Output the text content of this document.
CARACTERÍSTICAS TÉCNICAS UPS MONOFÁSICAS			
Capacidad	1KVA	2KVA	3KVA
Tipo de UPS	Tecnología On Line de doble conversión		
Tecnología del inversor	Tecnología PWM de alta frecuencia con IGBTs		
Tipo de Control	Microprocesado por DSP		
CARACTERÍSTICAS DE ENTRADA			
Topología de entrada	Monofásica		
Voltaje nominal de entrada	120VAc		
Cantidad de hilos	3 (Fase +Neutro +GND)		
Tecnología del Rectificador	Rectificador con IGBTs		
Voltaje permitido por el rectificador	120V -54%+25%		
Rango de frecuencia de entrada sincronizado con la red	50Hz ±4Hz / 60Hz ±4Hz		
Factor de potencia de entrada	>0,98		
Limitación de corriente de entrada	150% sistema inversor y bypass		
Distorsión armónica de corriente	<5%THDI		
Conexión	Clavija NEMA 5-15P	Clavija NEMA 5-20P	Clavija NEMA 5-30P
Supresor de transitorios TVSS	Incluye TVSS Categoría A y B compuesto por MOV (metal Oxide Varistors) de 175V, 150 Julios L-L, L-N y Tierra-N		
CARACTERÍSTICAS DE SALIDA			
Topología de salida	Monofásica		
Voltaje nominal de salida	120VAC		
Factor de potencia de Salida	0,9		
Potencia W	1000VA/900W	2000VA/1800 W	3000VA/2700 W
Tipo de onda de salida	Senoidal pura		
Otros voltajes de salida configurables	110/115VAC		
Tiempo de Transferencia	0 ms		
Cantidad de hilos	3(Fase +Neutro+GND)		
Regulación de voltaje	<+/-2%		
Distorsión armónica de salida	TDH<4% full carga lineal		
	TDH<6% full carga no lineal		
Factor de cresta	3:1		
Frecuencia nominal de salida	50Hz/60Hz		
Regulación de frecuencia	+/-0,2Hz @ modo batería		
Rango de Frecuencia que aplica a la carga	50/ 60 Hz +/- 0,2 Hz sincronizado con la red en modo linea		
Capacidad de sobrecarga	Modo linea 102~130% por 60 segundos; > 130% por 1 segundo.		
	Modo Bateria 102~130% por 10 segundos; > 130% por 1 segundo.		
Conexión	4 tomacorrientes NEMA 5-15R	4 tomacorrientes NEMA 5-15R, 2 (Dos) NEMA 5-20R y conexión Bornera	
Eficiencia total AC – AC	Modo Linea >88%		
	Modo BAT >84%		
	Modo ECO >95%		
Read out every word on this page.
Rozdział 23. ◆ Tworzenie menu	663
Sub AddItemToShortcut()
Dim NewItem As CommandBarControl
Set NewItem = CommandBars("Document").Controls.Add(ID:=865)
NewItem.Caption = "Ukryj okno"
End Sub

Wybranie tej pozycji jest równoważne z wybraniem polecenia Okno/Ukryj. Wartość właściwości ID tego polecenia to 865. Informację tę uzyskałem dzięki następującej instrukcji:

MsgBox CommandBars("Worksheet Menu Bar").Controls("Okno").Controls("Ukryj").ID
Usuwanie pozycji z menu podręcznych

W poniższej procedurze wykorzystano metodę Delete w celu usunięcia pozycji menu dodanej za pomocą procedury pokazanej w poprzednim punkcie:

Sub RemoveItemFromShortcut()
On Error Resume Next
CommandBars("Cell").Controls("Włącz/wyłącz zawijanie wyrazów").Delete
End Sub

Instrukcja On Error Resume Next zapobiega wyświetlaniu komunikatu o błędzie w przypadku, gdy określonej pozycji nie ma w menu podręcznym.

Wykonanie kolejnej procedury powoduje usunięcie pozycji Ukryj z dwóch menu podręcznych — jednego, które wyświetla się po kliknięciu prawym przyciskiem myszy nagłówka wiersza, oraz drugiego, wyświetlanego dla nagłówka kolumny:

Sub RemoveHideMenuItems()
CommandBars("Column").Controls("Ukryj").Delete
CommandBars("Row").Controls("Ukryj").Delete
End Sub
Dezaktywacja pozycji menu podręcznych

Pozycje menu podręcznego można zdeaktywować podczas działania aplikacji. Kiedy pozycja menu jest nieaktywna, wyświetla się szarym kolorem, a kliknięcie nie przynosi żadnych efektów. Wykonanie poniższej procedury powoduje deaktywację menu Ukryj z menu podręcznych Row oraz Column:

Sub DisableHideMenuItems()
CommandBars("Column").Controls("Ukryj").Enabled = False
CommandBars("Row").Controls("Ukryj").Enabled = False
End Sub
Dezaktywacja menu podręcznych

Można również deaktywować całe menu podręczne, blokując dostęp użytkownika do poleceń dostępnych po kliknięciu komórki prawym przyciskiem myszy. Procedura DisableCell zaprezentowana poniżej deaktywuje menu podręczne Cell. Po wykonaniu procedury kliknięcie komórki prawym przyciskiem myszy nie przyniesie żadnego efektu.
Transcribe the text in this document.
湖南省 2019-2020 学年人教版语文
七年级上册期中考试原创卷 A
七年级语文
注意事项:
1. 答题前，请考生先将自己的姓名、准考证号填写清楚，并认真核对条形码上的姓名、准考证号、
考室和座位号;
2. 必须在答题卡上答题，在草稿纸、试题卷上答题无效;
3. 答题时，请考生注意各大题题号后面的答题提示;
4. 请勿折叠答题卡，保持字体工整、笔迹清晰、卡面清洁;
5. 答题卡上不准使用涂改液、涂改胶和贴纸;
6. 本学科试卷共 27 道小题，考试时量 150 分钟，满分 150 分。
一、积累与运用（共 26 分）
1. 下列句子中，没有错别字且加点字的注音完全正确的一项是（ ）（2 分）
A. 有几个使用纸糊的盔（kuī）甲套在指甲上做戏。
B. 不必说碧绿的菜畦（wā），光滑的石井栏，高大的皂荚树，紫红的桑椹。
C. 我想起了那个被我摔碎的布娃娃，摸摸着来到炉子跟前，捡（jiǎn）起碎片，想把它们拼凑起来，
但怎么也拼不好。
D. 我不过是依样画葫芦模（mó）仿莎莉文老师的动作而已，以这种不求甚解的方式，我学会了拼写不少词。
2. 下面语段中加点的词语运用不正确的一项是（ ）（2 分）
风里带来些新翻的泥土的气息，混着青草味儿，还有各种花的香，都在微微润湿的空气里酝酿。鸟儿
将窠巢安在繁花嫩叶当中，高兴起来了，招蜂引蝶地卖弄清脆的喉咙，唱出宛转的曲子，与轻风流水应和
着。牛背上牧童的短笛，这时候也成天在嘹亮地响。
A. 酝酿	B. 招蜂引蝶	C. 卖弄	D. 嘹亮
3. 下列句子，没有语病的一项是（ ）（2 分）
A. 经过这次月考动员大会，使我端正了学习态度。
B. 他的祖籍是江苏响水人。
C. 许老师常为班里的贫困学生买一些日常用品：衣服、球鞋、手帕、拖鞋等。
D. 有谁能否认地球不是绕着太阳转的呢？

**THE EXERCISE**
Repeat each record in full; every line must match exactly.

**EXERCISE ANSWER**
Output the text content of this document.
CARACTERÍSTICAS TÉCNICAS UPS MONOFÁSICAS			
Capacidad	1KVA	2KVA	3KVA
Tipo de UPS	Tecnología On Line de doble conversión		
Tecnología del inversor	Tecnología PWM de alta frecuencia con IGBTs		
Tipo de Control	Microprocesado por DSP		
CARACTERÍSTICAS DE ENTRADA			
Topología de entrada	Monofásica		
Voltaje nominal de entrada	120VAc		
Cantidad de hilos	3 (Fase +Neutro +GND)		
Tecnología del Rectificador	Rectificador con IGBTs		
Voltaje permitido por el rectificador	120V -54%+25%		
Rango de frecuencia de entrada sincronizado con la red	50Hz ±4Hz / 60Hz ±4Hz		
Factor de potencia de entrada	>0,98		
Limitación de corriente de entrada	150% sistema inversor y bypass		
Distorsión armónica de corriente	<5%THDI		
Conexión	Clavija NEMA 5-15P	Clavija NEMA 5-20P	Clavija NEMA 5-30P
Supresor de transitorios TVSS	Incluye TVSS Categoría A y B compuesto por MOV (metal Oxide Varistors) de 175V, 150 Julios L-L, L-N y Tierra-N		
CARACTERÍSTICAS DE SALIDA			
Topología de salida	Monofásica		
Voltaje nominal de salida	120VAC		
Factor de potencia de Salida	0,9		
Potencia W	1000VA/900W	2000VA/1800 W	3000VA/2700 W
Tipo de onda de salida	Senoidal pura		
Otros voltajes de salida configurables	110/115VAC		
Tiempo de Transferencia	0 ms		
Cantidad de hilos	3(Fase +Neutro+GND)		
Regulación de voltaje	<+/-2%		
Distorsión armónica de salida	TDH<4% full carga lineal		
	TDH<6% full carga no lineal		
Factor de cresta	3:1		
Frecuencia nominal de salida	50Hz/60Hz		
Regulación de frecuencia	+/-0,2Hz @ modo batería		
Rango de Frecuencia que aplica a la carga	50/ 60 Hz +/- 0,2 Hz sincronizado con la red en modo linea		
Capacidad de sobrecarga	Modo linea 102~130% por 60 segundos; > 130% por 1 segundo.		
	Modo Bateria 102~130% por 10 segundos; > 130% por 1 segundo.		
Conexión	4 tomacorrientes NEMA 5-15R	4 tomacorrientes NEMA 5-15R, 2 (Dos) NEMA 5-20R y conexión Bornera	
Eficiencia total AC – AC	Modo Linea >88%		
	Modo BAT >84%		
	Modo ECO >95%		
Read out every word on this page.
Rozdział 23. ◆ Tworzenie menu	663
Sub AddItemToShortcut()
Dim NewItem As CommandBarControl
Set NewItem = CommandBars("Document").Controls.Add(ID:=865)
NewItem.Caption = "Ukryj okno"
End Sub

Wybranie tej pozycji jest równoważne z wybraniem polecenia Okno/Ukryj. Wartość właściwości ID tego polecenia to 865. Informację tę uzyskałem dzięki następującej instrukcji:

MsgBox CommandBars("Worksheet Menu Bar").Controls("Okno").Controls("Ukryj").ID
Usuwanie pozycji z menu podręcznych

W poniższej procedurze wykorzystano metodę Delete w celu usunięcia pozycji menu dodanej za pomocą procedury pokazanej w poprzednim punkcie:

Sub RemoveItemFromShortcut()
On Error Resume Next
CommandBars("Cell").Controls("Włącz/wyłącz zawijanie wyrazów").Delete
End Sub

Instrukcja On Error Resume Next zapobiega wyświetlaniu komunikatu o błędzie w przypadku, gdy określonej pozycji nie ma w menu podręcznym.

Wykonanie kolejnej procedury powoduje usunięcie pozycji Ukryj z dwóch menu podręcznych — jednego, które wyświetla się po kliknięciu prawym przyciskiem myszy nagłówka wiersza, oraz drugiego, wyświetlanego dla nagłówka kolumny:

Sub RemoveHideMenuItems()
CommandBars("Column").Controls("Ukryj").Delete
CommandBars("Row").Controls("Ukryj").Delete
End Sub
Dezaktywacja pozycji menu podręcznych

Pozycje menu podręcznego można zdeaktywować podczas działania aplikacji. Kiedy pozycja menu jest nieaktywna, wyświetla się szarym kolorem, a kliknięcie nie przynosi żadnych efektów. Wykonanie poniższej procedury powoduje deaktywację menu Ukryj z menu podręcznych Row oraz Column:

Sub DisableHideMenuItems()
CommandBars("Column").Controls("Ukryj").Enabled = False
CommandBars("Row").Controls("Ukryj").Enabled = False
End Sub
Dezaktywacja menu podręcznych

Można również deaktywować całe menu podręczne, blokując dostęp użytkownika do poleceń dostępnych po kliknięciu komórki prawym przyciskiem myszy. Procedura DisableCell zaprezentowana poniżej deaktywuje menu podręczne Cell. Po wykonaniu procedury kliknięcie komórki prawym przyciskiem myszy nie przyniesie żadnego efektu.
Transcribe the text in this document.
湖南省 2019-2020 学年人教版语文
七年级上册期中考试原创卷 A
七年级语文
注意事项:
1. 答题前，请考生先将自己的姓名、准考证号填写清楚，并认真核对条形码上的姓名、准考证号、
考室和座位号;
2. 必须在答题卡上答题，在草稿纸、试题卷上答题无效;
3. 答题时，请考生注意各大题题号后面的答题提示;
4. 请勿折叠答题卡，保持字体工整、笔迹清晰、卡面清洁;
5. 答题卡上不准使用涂改液、涂改胶和贴纸;
6. 本学科试卷共 27 道小题，考试时量 150 分钟，满分 150 分。
一、积累与运用（共 26 分）
1. 下列句子中，没有错别字且加点字的注音完全正确的一项是（ ）（2 分）
A. 有几个使用纸糊的盔（kuī）甲套在指甲上做戏。
B. 不必说碧绿的菜畦（wā），光滑的石井栏，高大的皂荚树，紫红的桑椹。
C. 我想起了那个被我摔碎的布娃娃，摸摸着来到炉子跟前，捡（jiǎn）起碎片，想把它们拼凑起来，
但怎么也拼不好。
D. 我不过是依样画葫芦模（mó）仿莎莉文老师的动作而已，以这种不求甚解的方式，我学会了拼写不少词。
2. 下面语段中加点的词语运用不正确的一项是（ ）（2 分）
风里带来些新翻的泥土的气息，混着青草味儿，还有各种花的香，都在微微润湿的空气里酝酿。鸟儿
将窠巢安在繁花嫩叶当中，高兴起来了，招蜂引蝶地卖弄清脆的喉咙，唱出宛转的曲子，与轻风流水应和
着。牛背上牧童的短笛，这时候也成天在嘹亮地响。
A. 酝酿	B. 招蜂引蝶	C. 卖弄	D. 嘹亮
3. 下列句子，没有语病的一项是（ ）（2 分）
A. 经过这次月考动员大会，使我端正了学习态度。
B. 他的祖籍是江苏响水人。
C. 许老师常为班里的贫困学生买一些日常用品：衣服、球鞋、手帕、拖鞋等。
D. 有谁能否认地球不是绕着太阳转的呢？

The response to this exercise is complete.